▶ _Exercise instructions_
Restate the entries word for word, omitting nothing.

▶ _Exercise material_
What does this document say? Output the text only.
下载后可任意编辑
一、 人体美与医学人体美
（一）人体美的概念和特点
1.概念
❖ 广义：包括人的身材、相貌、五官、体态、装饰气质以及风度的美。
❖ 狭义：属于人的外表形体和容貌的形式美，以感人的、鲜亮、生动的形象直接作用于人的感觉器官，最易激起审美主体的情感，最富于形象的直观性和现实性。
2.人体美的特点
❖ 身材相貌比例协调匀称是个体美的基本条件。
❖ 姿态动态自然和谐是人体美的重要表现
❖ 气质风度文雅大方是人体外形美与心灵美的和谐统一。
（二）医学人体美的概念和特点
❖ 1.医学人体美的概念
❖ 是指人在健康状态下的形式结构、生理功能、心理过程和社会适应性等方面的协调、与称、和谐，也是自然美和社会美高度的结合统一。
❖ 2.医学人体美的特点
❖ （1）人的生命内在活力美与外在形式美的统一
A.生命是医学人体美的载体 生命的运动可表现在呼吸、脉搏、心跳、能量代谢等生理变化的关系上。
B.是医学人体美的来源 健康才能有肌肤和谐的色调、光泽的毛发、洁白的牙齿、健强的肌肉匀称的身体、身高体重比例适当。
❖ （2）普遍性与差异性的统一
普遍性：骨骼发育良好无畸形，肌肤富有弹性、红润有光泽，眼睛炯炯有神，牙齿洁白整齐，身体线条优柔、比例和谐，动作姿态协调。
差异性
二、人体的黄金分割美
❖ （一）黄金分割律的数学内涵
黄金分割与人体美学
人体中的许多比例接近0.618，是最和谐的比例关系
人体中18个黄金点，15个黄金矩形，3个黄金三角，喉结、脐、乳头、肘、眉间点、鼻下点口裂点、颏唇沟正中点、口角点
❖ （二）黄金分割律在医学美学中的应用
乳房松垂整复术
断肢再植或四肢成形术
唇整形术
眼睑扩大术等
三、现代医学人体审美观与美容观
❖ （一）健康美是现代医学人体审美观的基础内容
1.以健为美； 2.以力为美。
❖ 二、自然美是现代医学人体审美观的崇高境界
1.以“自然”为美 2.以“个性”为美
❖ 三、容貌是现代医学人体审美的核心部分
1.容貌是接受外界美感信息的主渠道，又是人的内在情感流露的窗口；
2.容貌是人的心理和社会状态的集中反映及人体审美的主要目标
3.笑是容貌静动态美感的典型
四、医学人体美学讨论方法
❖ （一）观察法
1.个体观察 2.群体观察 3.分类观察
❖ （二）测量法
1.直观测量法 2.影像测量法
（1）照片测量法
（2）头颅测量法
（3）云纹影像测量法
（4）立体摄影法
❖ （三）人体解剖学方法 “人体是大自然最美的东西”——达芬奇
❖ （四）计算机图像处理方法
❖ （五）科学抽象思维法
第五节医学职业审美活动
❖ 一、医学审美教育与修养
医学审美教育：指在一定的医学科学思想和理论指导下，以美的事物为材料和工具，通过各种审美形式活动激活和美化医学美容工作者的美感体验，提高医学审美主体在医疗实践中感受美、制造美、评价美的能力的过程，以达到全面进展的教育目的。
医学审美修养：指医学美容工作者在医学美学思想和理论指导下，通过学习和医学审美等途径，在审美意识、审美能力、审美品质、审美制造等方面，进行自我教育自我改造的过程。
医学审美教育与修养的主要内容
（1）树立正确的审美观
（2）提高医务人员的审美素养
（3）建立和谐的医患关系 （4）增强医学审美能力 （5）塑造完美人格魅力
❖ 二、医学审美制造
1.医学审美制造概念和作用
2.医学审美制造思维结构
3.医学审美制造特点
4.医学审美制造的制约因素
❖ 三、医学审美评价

▶ _Answer for the task_
What does this document say? Output the text only.
下载后可任意编辑
一、 人体美与医学人体美
（一）人体美的概念和特点
1.概念
❖ 广义：包括人的身材、相貌、五官、体态、装饰气质以及风度的美。
❖ 狭义：属于人的外表形体和容貌的形式美，以感人的、鲜亮、生动的形象直接作用于人的感觉器官，最易激起审美主体的情感，最富于形象的直观性和现实性。
2.人体美的特点
❖ 身材相貌比例协调匀称是个体美的基本条件。
❖ 姿态动态自然和谐是人体美的重要表现
❖ 气质风度文雅大方是人体外形美与心灵美的和谐统一。
（二）医学人体美的概念和特点
❖ 1.医学人体美的概念
❖ 是指人在健康状态下的形式结构、生理功能、心理过程和社会适应性等方面的协调、与称、和谐，也是自然美和社会美高度的结合统一。
❖ 2.医学人体美的特点
❖ （1）人的生命内在活力美与外在形式美的统一
A.生命是医学人体美的载体 生命的运动可表现在呼吸、脉搏、心跳、能量代谢等生理变化的关系上。
B.是医学人体美的来源 健康才能有肌肤和谐的色调、光泽的毛发、洁白的牙齿、健强的肌肉匀称的身体、身高体重比例适当。
❖ （2）普遍性与差异性的统一
普遍性：骨骼发育良好无畸形，肌肤富有弹性、红润有光泽，眼睛炯炯有神，牙齿洁白整齐，身体线条优柔、比例和谐，动作姿态协调。
差异性
二、人体的黄金分割美
❖ （一）黄金分割律的数学内涵
黄金分割与人体美学
人体中的许多比例接近0.618，是最和谐的比例关系
人体中18个黄金点，15个黄金矩形，3个黄金三角，喉结、脐、乳头、肘、眉间点、鼻下点口裂点、颏唇沟正中点、口角点
❖ （二）黄金分割律在医学美学中的应用
乳房松垂整复术
断肢再植或四肢成形术
唇整形术
眼睑扩大术等
三、现代医学人体审美观与美容观
❖ （一）健康美是现代医学人体审美观的基础内容
1.以健为美； 2.以力为美。
❖ 二、自然美是现代医学人体审美观的崇高境界
1.以“自然”为美 2.以“个性”为美
❖ 三、容貌是现代医学人体审美的核心部分
1.容貌是接受外界美感信息的主渠道，又是人的内在情感流露的窗口；
2.容貌是人的心理和社会状态的集中反映及人体审美的主要目标
3.笑是容貌静动态美感的典型
四、医学人体美学讨论方法
❖ （一）观察法
1.个体观察 2.群体观察 3.分类观察
❖ （二）测量法
1.直观测量法 2.影像测量法
（1）照片测量法
（2）头颅测量法
（3）云纹影像测量法
（4）立体摄影法
❖ （三）人体解剖学方法 “人体是大自然最美的东西”——达芬奇
❖ （四）计算机图像处理方法
❖ （五）科学抽象思维法
第五节医学职业审美活动
❖ 一、医学审美教育与修养
医学审美教育：指在一定的医学科学思想和理论指导下，以美的事物为材料和工具，通过各种审美形式活动激活和美化医学美容工作者的美感体验，提高医学审美主体在医疗实践中感受美、制造美、评价美的能力的过程，以达到全面进展的教育目的。
医学审美修养：指医学美容工作者在医学美学思想和理论指导下，通过学习和医学审美等途径，在审美意识、审美能力、审美品质、审美制造等方面，进行自我教育自我改造的过程。
医学审美教育与修养的主要内容
（1）树立正确的审美观
（2）提高医务人员的审美素养
（3）建立和谐的医患关系 （4）增强医学审美能力 （5）塑造完美人格魅力
❖ 二、医学审美制造
1.医学审美制造概念和作用
2.医学审美制造思维结构
3.医学审美制造特点
4.医学审美制造的制约因素
❖ 三、医学审美评价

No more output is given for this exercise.